Your task:
From the entries below, list each line with "XXHH".

Saved data entries
>>>
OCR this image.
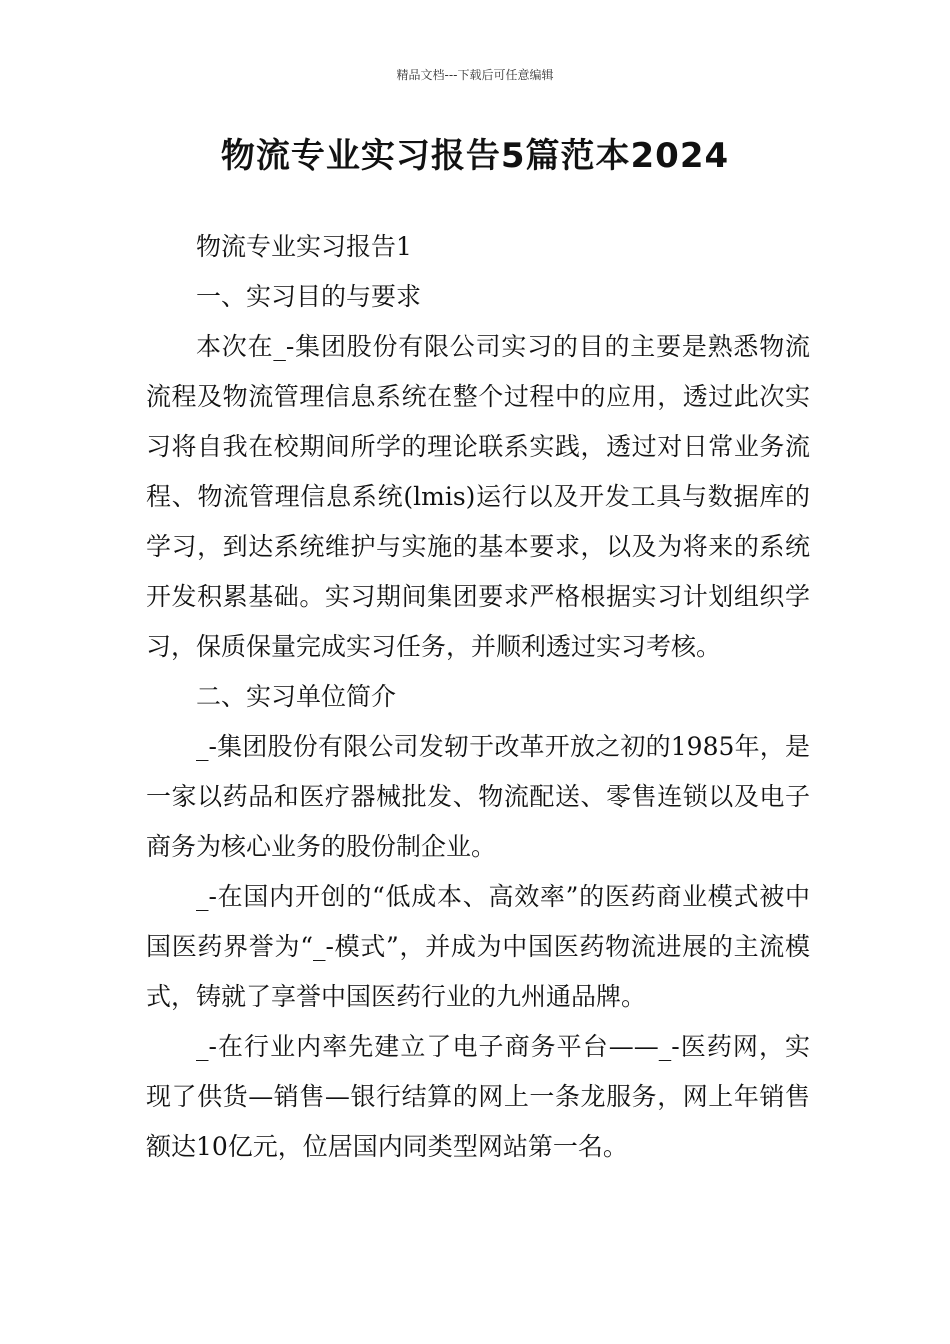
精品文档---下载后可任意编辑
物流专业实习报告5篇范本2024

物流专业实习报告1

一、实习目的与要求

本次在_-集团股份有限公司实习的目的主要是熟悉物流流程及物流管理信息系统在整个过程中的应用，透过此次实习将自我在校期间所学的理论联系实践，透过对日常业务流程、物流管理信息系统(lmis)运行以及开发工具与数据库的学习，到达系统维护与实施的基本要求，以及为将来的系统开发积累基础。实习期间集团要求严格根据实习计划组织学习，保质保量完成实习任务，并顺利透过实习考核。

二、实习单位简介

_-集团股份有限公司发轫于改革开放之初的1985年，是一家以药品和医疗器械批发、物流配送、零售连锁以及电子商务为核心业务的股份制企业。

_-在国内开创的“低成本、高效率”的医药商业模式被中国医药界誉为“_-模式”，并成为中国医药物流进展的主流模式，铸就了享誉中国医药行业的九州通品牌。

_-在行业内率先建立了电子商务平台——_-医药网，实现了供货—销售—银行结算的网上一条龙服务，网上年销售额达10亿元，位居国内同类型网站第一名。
<<<
>>>
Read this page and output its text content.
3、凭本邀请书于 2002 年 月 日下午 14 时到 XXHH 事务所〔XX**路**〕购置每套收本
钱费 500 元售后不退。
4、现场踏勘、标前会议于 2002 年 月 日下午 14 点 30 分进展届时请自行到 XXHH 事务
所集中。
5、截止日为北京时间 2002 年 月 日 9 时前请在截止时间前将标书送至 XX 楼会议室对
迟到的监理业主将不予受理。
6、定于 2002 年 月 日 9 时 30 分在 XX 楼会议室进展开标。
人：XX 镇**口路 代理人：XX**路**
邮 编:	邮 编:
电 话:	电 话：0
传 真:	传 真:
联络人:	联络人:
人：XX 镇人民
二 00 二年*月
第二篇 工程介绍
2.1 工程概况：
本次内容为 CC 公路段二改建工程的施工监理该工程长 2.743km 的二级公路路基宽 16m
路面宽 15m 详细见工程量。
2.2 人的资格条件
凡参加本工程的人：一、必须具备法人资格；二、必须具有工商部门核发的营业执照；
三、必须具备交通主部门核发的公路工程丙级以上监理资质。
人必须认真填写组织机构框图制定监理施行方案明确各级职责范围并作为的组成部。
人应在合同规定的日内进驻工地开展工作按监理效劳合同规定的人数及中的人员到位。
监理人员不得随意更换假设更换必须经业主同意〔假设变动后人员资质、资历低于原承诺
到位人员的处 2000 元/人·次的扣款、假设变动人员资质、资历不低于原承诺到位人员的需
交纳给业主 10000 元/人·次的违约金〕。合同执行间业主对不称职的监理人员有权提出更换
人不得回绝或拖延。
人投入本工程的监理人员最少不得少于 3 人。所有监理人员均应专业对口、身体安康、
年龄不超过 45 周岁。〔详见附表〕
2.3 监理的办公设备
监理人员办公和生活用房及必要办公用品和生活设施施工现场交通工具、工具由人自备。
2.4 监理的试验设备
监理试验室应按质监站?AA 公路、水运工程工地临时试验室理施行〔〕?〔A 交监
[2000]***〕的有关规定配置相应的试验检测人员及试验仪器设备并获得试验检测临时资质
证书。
<<<
Complete output:
3、凭本邀请书于 2002 年 月 日下午 14 时到 XXHH 事务所〔XX**路**〕购置每套收本
4、现场踏勘、标前会议于 2002 年 月 日下午 14 点 30 分进展届时请自行到 XXHH 事务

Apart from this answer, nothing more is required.